§ **What you need to do**
**1.** In the Christmas Night album text, how many carols does the CD version contain?
**2.** In the Christmas Night album text, rename "a cappella" as "unaccompanied" and write out the passage from "Christmas Night (subtitled" up to and including "Rutter in 2020.".
**3.** Go on with the Christmas Night album text from the point where it stops.

§ **Page text**
Studio album by Cambridge Singers
- Released: 1987, 2020
- Genre: Choral
- Length: 63:06
- Label: Collegium Records
- Producer: Jillian White

= Christmas Night =

Christmas Night (subtitled Carols of the Nativity) is a Christmas-themed album by The Cambridge Singers conducted by John Rutter. Most songs are sung a cappella, on others the choir is accompanied by The City of London Sinfonia. It was first released in 1987 on Rutter’s label Collegium Records, and remastered and re-released (with a new cover artwork) by John Rutter in 2020.

==The album==
The CD version of Christmas Night contains 22 Christmas carols spanning more than six centuries. Most of these have become well known thanks to the Christmas Eve Festival of Nine Lessons and Carols at King's College in Cambridge. Some arrangements for the carols on the album were written by conductors or arrangers who have worked at King's College over the years.

Most carols on the album were written centuries ago, although several are relatively young. For instance, "Candlelight Carol" was written in 1984 by Rutter. Others are a mix of old and new: "There is a Flower" was written by fifteenth century monk John Audely, with new music by Rutter.

==Critical response==

Rick Anderson of Allmusic calls the album "a surprisingly varied program of songs from British, Italian, American, German, and Basque sources". He says that the pieces penned by the composer, John Rutter, are "ripe and fulsome and gushing in that idiosyncratically British neo-romantic way". Compared to other Christmas albums released by the Cambridge Singers he says this album is "more or less interchangeable" but they all are "...pure, unadulterated, tear-in-the-eye Christmas Eve devotional spirit...".

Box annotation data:
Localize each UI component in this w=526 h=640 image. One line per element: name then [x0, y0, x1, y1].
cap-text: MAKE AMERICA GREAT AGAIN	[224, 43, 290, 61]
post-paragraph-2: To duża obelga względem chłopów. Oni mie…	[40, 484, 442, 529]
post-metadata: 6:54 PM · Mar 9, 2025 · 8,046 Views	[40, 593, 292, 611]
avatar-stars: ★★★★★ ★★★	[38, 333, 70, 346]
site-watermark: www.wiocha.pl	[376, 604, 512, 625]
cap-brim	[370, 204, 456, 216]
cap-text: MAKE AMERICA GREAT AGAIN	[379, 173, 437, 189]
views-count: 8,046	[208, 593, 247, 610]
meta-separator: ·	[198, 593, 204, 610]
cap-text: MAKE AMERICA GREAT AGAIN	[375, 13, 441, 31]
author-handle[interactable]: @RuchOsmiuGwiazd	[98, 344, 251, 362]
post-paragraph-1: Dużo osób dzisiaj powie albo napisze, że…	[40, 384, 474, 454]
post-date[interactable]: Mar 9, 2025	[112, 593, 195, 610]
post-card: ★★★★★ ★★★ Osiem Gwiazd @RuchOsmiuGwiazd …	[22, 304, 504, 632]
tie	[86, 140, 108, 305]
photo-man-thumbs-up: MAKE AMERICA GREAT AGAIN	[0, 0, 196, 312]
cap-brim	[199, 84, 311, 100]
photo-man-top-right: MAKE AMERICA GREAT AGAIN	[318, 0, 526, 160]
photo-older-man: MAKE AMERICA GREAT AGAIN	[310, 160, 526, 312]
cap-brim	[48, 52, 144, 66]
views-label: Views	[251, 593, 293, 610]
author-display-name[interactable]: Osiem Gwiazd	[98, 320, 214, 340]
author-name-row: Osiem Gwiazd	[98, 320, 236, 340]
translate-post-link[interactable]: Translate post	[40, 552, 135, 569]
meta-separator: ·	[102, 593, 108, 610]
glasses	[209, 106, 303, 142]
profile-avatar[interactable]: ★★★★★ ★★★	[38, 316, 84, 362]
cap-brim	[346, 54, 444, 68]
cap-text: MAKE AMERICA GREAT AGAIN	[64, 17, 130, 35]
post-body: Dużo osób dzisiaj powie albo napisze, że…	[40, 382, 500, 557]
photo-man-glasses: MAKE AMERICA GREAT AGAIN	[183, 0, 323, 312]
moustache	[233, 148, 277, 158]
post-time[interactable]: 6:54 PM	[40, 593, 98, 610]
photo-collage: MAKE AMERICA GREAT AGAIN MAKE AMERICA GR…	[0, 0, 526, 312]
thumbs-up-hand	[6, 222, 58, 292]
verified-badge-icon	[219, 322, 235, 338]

§ **Answers provided**
**1.** The CD version contains 22 Christmas carols.

**2.**
Christmas Night (subtitled Carols of the Nativity) is a Christmas-themed album by The Cambridge Singers conducted by John Rutter. Most songs are sung unaccompanied, on others the choir is accompanied by The City of London Sinfonia. It was first released in 1987 on Rutter’s label Collegium Records, and remastered and re-released (with a new cover artwork) by John Rutter in 2020.

**3.**
Professional ratings
Review scores
| Source | Rating |
| Allmusic | Star |

==Track listing==
Track listing, with the original composer (if known) between brackets.

1. "In Dulci Jubilo" (German traditional)
2. "Adam Lay Ybounden" (Boris Ord)
3. "Christmas Night" (French trad.)
4. "Once, as I Remember" (Italian trad.)
5. "A Spotless Rose" (Herbert Howells)
6. "In the Bleak Midwinter" (Harold Darke)
7. "There is a Flower" (John Rutter)
8. "The Cherry Tree Carol" (English trad.)
9. "I Wonder As I Wander" (Appalachian carol)
10. "Candlelight Carol" (John Rutter)
11. "O Tannenbaum" (German trad.)
12. "Tomorrow Shall Be My Dancing Day" (English trad.)
13. "A Virgin Most Pure" (English trad.)
14. "I Sing of a Maiden" (Patrick Hadley)
15. "Lute-Book Lullaby" (William Ballet)
16. "The Three Kings" (Peter Cornelius)
17. "Myn Lyking" (R.R. Terry)
18. "O Little One Sweet" (Samuel Scheidt)
19. "All My Heart This Night Rejoices" (G. Ebeling)
20. "I Saw a Maiden" (Basque trad.)
21. "Away In A Manger" (W.J. Kirkpatrick)
22. "Nativity Carol" (John Rutter)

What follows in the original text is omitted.